**SET TASK:** Omit all images. Transcribe the rest of the material below exactly.

[Saved data entries]
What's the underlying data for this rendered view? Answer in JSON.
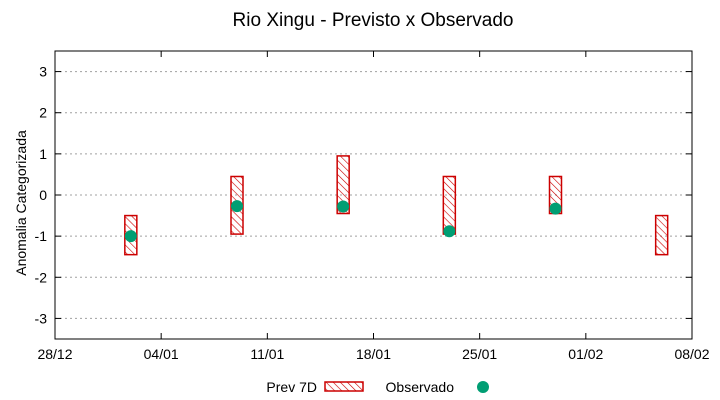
{
  "chart_data": {
    "type": "range-bar-with-points",
    "title": "Rio Xingu - Previsto x Observado",
    "ylabel": "Anomalia Categorizada",
    "xlabel": "",
    "ylim": [
      -3.5,
      3.5
    ],
    "yticks": [
      -3,
      -2,
      -1,
      0,
      1,
      2,
      3
    ],
    "xlim": [
      0,
      42
    ],
    "xticks": [
      {
        "day": 0,
        "label": "28/12"
      },
      {
        "day": 7,
        "label": "04/01"
      },
      {
        "day": 14,
        "label": "11/01"
      },
      {
        "day": 21,
        "label": "18/01"
      },
      {
        "day": 28,
        "label": "25/01"
      },
      {
        "day": 35,
        "label": "01/02"
      },
      {
        "day": 42,
        "label": "08/02"
      }
    ],
    "grid": true,
    "series": [
      {
        "name": "Prev 7D",
        "kind": "range",
        "color": "#cc0000",
        "values": [
          {
            "day": 5,
            "low": -1.45,
            "high": -0.5
          },
          {
            "day": 12,
            "low": -0.95,
            "high": 0.45
          },
          {
            "day": 19,
            "low": -0.45,
            "high": 0.95
          },
          {
            "day": 26,
            "low": -0.95,
            "high": 0.45
          },
          {
            "day": 33,
            "low": -0.45,
            "high": 0.45
          },
          {
            "day": 40,
            "low": -1.45,
            "high": -0.5
          }
        ]
      },
      {
        "name": "Observado",
        "kind": "point",
        "color": "#009e73",
        "values": [
          {
            "day": 5,
            "y": -1.0
          },
          {
            "day": 12,
            "y": -0.27
          },
          {
            "day": 19,
            "y": -0.28
          },
          {
            "day": 26,
            "y": -0.88
          },
          {
            "day": 33,
            "y": -0.33
          }
        ]
      }
    ],
    "legend": [
      "Prev 7D",
      "Observado"
    ]
  }
}
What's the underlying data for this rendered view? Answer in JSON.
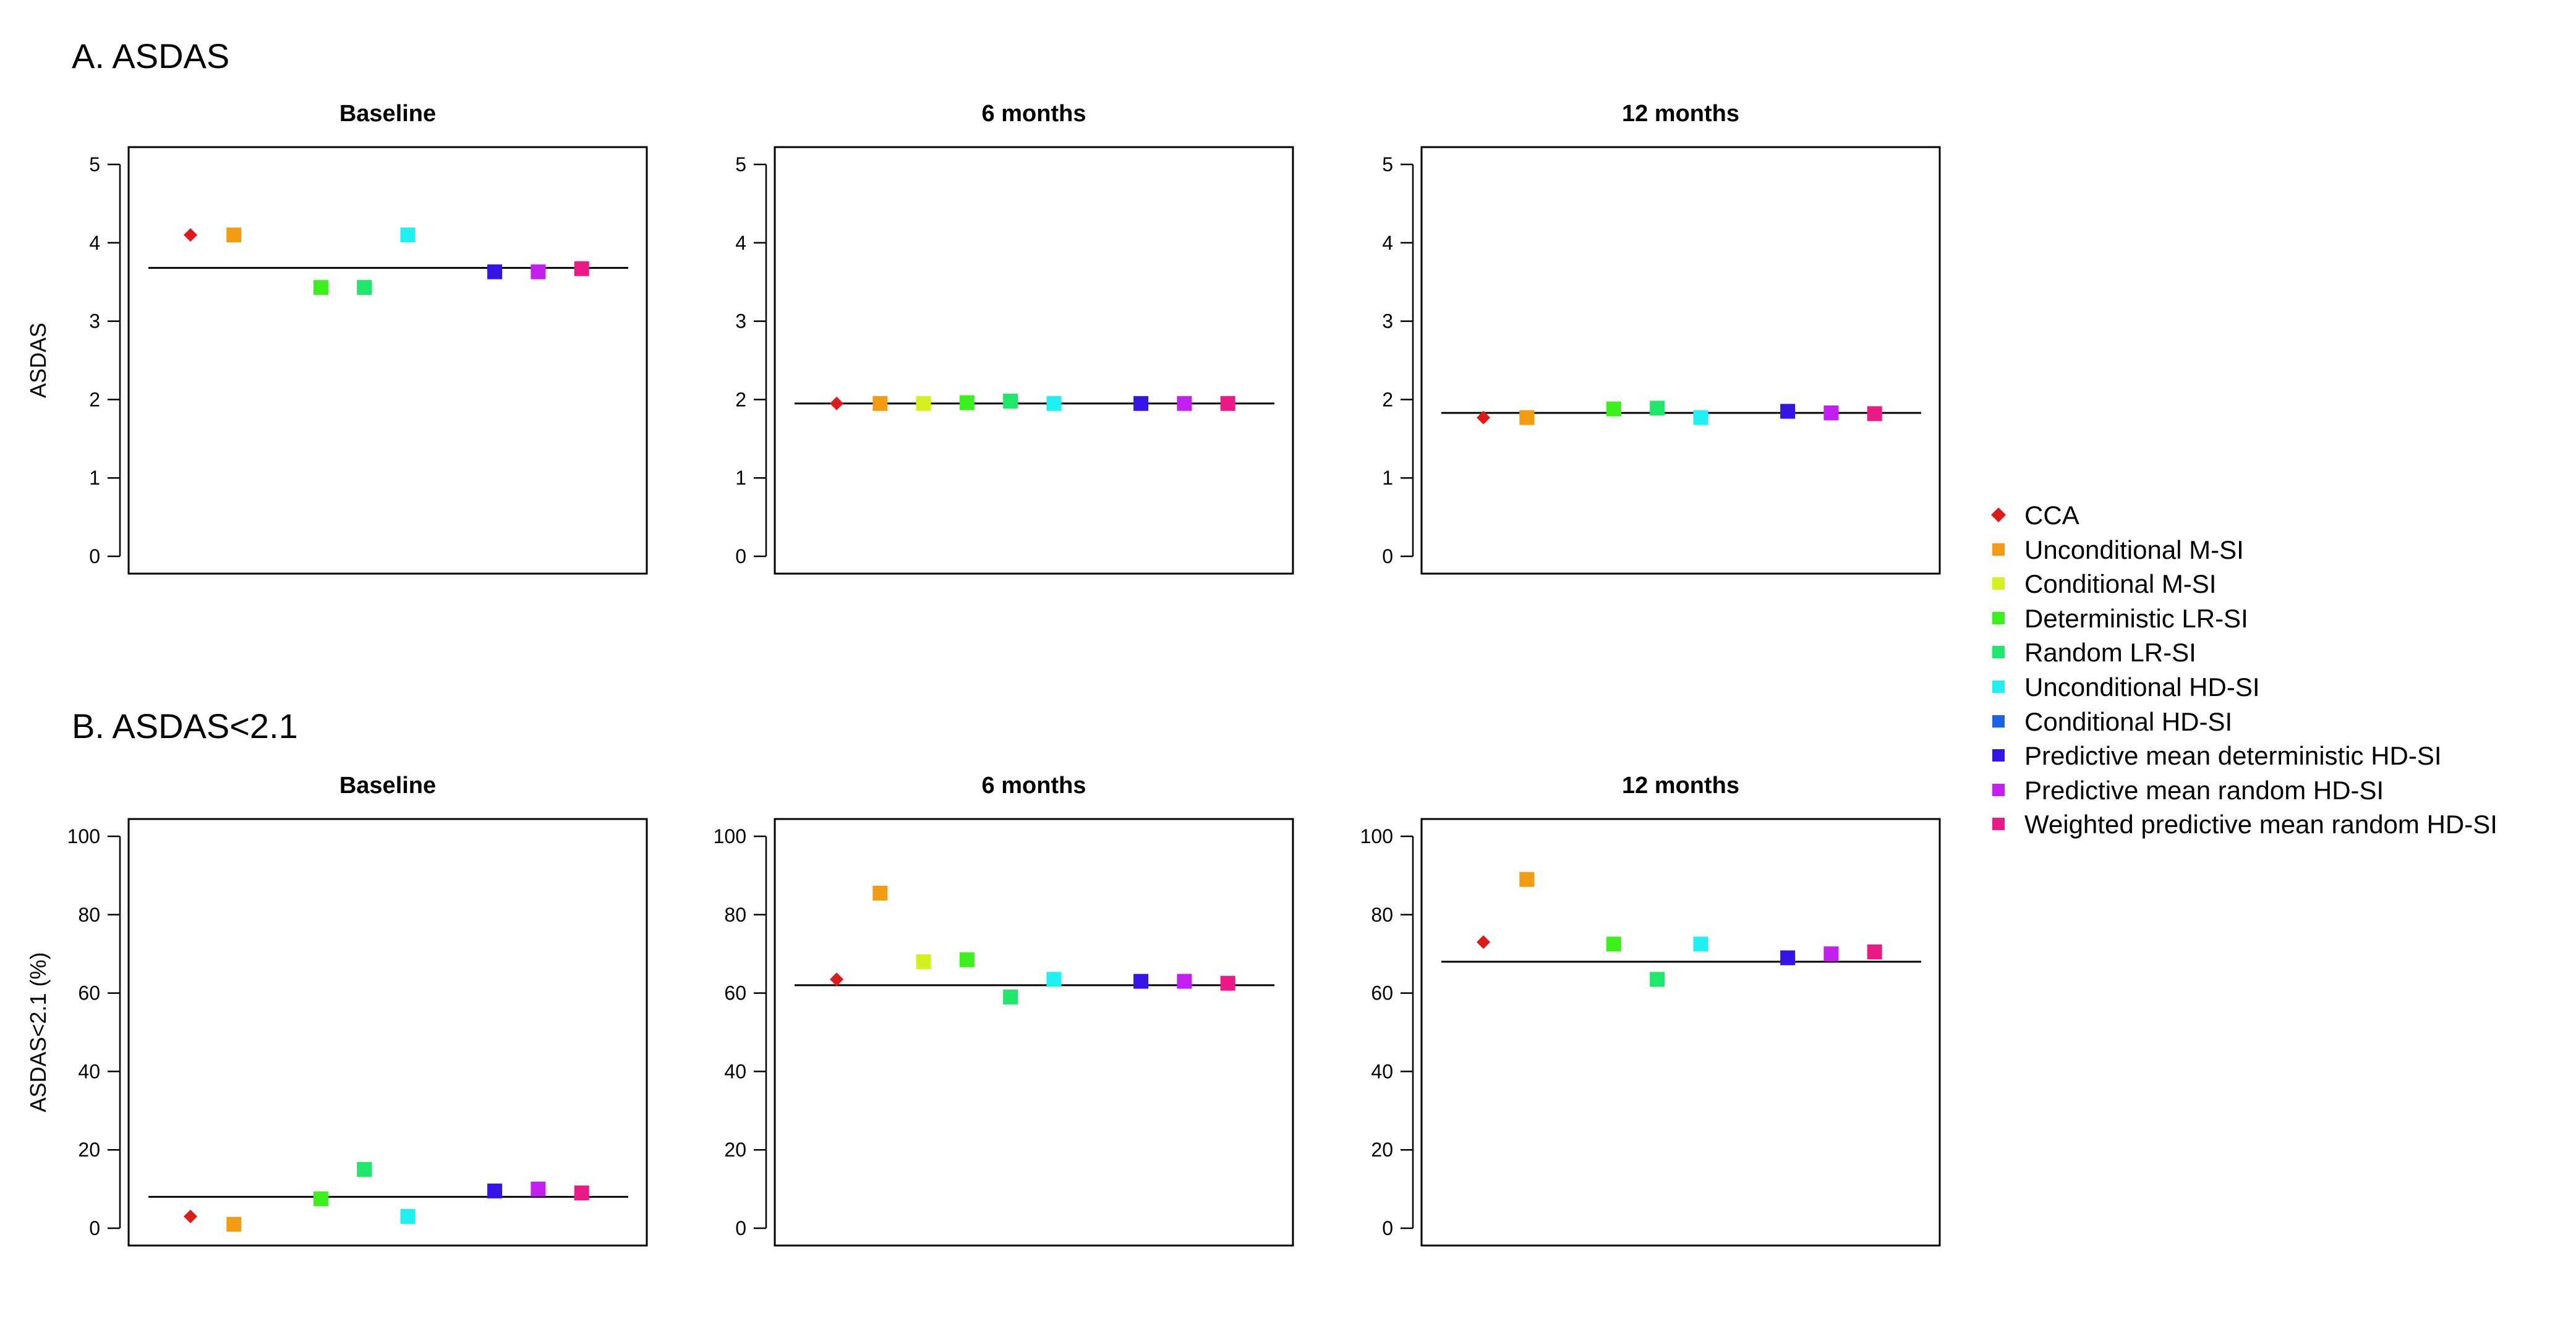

**EXERCISE RESPONSE:**
What's the underlying data for this rendered view? Answer in JSON.
{
  "chart_data": {
    "type": "range-bar-with-points",
    "title": "Rio Xingu - Previsto x Observado",
    "ylabel": "Anomalia Categorizada",
    "xlabel": "",
    "ylim": [
      -3.5,
      3.5
    ],
    "yticks": [
      -3,
      -2,
      -1,
      0,
      1,
      2,
      3
    ],
    "xlim": [
      0,
      42
    ],
    "xticks": [
      {
        "day": 0,
        "label": "28/12"
      },
      {
        "day": 7,
        "label": "04/01"
      },
      {
        "day": 14,
        "label": "11/01"
      },
      {
        "day": 21,
        "label": "18/01"
      },
      {
        "day": 28,
        "label": "25/01"
      },
      {
        "day": 35,
        "label": "01/02"
      },
      {
        "day": 42,
        "label": "08/02"
      }
    ],
    "grid": true,
    "series": [
      {
        "name": "Prev 7D",
        "kind": "range",
        "color": "#cc0000",
        "values": [
          {
            "day": 5,
            "low": -1.45,
            "high": -0.5
          },
          {
            "day": 12,
            "low": -0.95,
            "high": 0.45
          },
          {
            "day": 19,
            "low": -0.45,
            "high": 0.95
          },
          {
            "day": 26,
            "low": -0.95,
            "high": 0.45
          },
          {
            "day": 33,
            "low": -0.45,
            "high": 0.45
          },
          {
            "day": 40,
            "low": -1.45,
            "high": -0.5
          }
        ]
      },
      {
        "name": "Observado",
        "kind": "point",
        "color": "#009e73",
        "values": [
          {
            "day": 5,
            "y": -1.0
          },
          {
            "day": 12,
            "y": -0.27
          },
          {
            "day": 19,
            "y": -0.28
          },
          {
            "day": 26,
            "y": -0.88
          },
          {
            "day": 33,
            "y": -0.33
          }
        ]
      }
    ],
    "legend": [
      "Prev 7D",
      "Observado"
    ]
  }
}
What's the underlying data for this rendered view? Answer in JSON.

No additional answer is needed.